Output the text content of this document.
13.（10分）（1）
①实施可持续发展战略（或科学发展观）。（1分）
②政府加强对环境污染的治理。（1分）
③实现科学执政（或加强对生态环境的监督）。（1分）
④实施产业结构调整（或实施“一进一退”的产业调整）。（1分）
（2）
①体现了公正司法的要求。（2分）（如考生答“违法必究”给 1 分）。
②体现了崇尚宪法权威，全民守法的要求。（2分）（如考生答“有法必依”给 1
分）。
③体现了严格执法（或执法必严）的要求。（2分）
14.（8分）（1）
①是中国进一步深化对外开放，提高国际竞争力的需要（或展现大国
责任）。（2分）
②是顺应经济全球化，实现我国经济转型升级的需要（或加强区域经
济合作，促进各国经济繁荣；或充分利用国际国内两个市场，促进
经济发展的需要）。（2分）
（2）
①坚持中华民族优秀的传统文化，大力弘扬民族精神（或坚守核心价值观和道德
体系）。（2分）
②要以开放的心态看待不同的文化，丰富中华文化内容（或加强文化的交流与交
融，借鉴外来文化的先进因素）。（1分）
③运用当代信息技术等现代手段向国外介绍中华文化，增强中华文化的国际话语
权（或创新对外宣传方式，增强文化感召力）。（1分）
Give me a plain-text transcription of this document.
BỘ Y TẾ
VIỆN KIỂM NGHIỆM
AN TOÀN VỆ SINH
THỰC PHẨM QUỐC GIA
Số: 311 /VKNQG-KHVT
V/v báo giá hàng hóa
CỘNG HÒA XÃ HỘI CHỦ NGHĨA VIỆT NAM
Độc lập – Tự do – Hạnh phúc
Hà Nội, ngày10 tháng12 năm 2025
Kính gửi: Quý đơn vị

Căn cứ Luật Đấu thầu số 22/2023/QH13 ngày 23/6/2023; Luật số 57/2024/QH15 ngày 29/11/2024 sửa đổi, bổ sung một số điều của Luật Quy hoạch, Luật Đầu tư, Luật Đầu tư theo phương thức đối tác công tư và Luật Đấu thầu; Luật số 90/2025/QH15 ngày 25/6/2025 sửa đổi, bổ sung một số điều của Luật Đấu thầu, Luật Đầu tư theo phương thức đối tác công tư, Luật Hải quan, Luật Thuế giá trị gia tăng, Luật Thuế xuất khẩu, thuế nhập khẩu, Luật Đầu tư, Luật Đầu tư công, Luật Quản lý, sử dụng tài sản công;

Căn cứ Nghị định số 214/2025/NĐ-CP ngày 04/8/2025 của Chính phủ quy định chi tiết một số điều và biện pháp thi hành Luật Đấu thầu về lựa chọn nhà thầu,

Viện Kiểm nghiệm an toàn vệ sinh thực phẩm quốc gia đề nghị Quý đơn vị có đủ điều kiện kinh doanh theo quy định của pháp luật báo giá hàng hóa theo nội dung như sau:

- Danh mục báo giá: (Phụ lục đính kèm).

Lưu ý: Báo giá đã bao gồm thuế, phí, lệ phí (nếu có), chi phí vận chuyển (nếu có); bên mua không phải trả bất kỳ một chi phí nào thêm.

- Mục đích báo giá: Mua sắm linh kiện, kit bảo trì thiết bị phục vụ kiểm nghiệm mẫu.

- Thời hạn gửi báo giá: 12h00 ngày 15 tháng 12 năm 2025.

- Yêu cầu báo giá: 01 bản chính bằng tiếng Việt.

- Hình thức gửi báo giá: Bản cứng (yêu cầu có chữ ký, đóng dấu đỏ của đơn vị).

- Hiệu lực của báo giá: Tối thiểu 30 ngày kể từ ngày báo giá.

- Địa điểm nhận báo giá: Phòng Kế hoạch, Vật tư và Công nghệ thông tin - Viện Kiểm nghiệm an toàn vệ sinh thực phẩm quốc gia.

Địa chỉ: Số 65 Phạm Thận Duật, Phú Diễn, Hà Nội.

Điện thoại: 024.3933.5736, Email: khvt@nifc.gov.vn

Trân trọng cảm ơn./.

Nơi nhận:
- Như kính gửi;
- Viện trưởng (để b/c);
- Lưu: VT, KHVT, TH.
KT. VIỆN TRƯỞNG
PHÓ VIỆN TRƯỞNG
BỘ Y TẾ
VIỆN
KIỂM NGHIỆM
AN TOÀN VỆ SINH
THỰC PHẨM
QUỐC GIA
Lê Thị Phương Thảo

◇ ◇ ◇ ◇ ◇

Retype every entry above, word for word.

Output the text content of this document.
13.（10分）（1）
①实施可持续发展战略（或科学发展观）。（1分）
②政府加强对环境污染的治理。（1分）
③实现科学执政（或加强对生态环境的监督）。（1分）
④实施产业结构调整（或实施“一进一退”的产业调整）。（1分）
（2）
①体现了公正司法的要求。（2分）（如考生答“违法必究”给 1 分）。
②体现了崇尚宪法权威，全民守法的要求。（2分）（如考生答“有法必依”给 1
分）。
③体现了严格执法（或执法必严）的要求。（2分）
14.（8分）（1）
①是中国进一步深化对外开放，提高国际竞争力的需要（或展现大国
责任）。（2分）
②是顺应经济全球化，实现我国经济转型升级的需要（或加强区域经
济合作，促进各国经济繁荣；或充分利用国际国内两个市场，促进
经济发展的需要）。（2分）
（2）
①坚持中华民族优秀的传统文化，大力弘扬民族精神（或坚守核心价值观和道德
体系）。（2分）
②要以开放的心态看待不同的文化，丰富中华文化内容（或加强文化的交流与交
融，借鉴外来文化的先进因素）。（1分）
③运用当代信息技术等现代手段向国外介绍中华文化，增强中华文化的国际话语
权（或创新对外宣传方式，增强文化感召力）。（1分）
Give me a plain-text transcription of this document.
BỘ Y TẾ
VIỆN KIỂM NGHIỆM
AN TOÀN VỆ SINH
THỰC PHẨM QUỐC GIA
Số: 311 /VKNQG-KHVT
V/v báo giá hàng hóa
CỘNG HÒA XÃ HỘI CHỦ NGHĨA VIỆT NAM
Độc lập – Tự do – Hạnh phúc
Hà Nội, ngày10 tháng12 năm 2025
Kính gửi: Quý đơn vị

Căn cứ Luật Đấu thầu số 22/2023/QH13 ngày 23/6/2023; Luật số 57/2024/QH15 ngày 29/11/2024 sửa đổi, bổ sung một số điều của Luật Quy hoạch, Luật Đầu tư, Luật Đầu tư theo phương thức đối tác công tư và Luật Đấu thầu; Luật số 90/2025/QH15 ngày 25/6/2025 sửa đổi, bổ sung một số điều của Luật Đấu thầu, Luật Đầu tư theo phương thức đối tác công tư, Luật Hải quan, Luật Thuế giá trị gia tăng, Luật Thuế xuất khẩu, thuế nhập khẩu, Luật Đầu tư, Luật Đầu tư công, Luật Quản lý, sử dụng tài sản công;

Căn cứ Nghị định số 214/2025/NĐ-CP ngày 04/8/2025 của Chính phủ quy định chi tiết một số điều và biện pháp thi hành Luật Đấu thầu về lựa chọn nhà thầu,

Viện Kiểm nghiệm an toàn vệ sinh thực phẩm quốc gia đề nghị Quý đơn vị có đủ điều kiện kinh doanh theo quy định của pháp luật báo giá hàng hóa theo nội dung như sau:

- Danh mục báo giá: (Phụ lục đính kèm).

Lưu ý: Báo giá đã bao gồm thuế, phí, lệ phí (nếu có), chi phí vận chuyển (nếu có); bên mua không phải trả bất kỳ một chi phí nào thêm.

- Mục đích báo giá: Mua sắm linh kiện, kit bảo trì thiết bị phục vụ kiểm nghiệm mẫu.

- Thời hạn gửi báo giá: 12h00 ngày 15 tháng 12 năm 2025.

- Yêu cầu báo giá: 01 bản chính bằng tiếng Việt.

- Hình thức gửi báo giá: Bản cứng (yêu cầu có chữ ký, đóng dấu đỏ của đơn vị).

- Hiệu lực của báo giá: Tối thiểu 30 ngày kể từ ngày báo giá.

- Địa điểm nhận báo giá: Phòng Kế hoạch, Vật tư và Công nghệ thông tin - Viện Kiểm nghiệm an toàn vệ sinh thực phẩm quốc gia.

Địa chỉ: Số 65 Phạm Thận Duật, Phú Diễn, Hà Nội.

Điện thoại: 024.3933.5736, Email: khvt@nifc.gov.vn

Trân trọng cảm ơn./.

Nơi nhận:
- Như kính gửi;
- Viện trưởng (để b/c);
- Lưu: VT, KHVT, TH.
KT. VIỆN TRƯỞNG
PHÓ VIỆN TRƯỞNG
BỘ Y TẾ
VIỆN
KIỂM NGHIỆM
AN TOÀN VỆ SINH
THỰC PHẨM
QUỐC GIA
Lê Thị Phương Thảo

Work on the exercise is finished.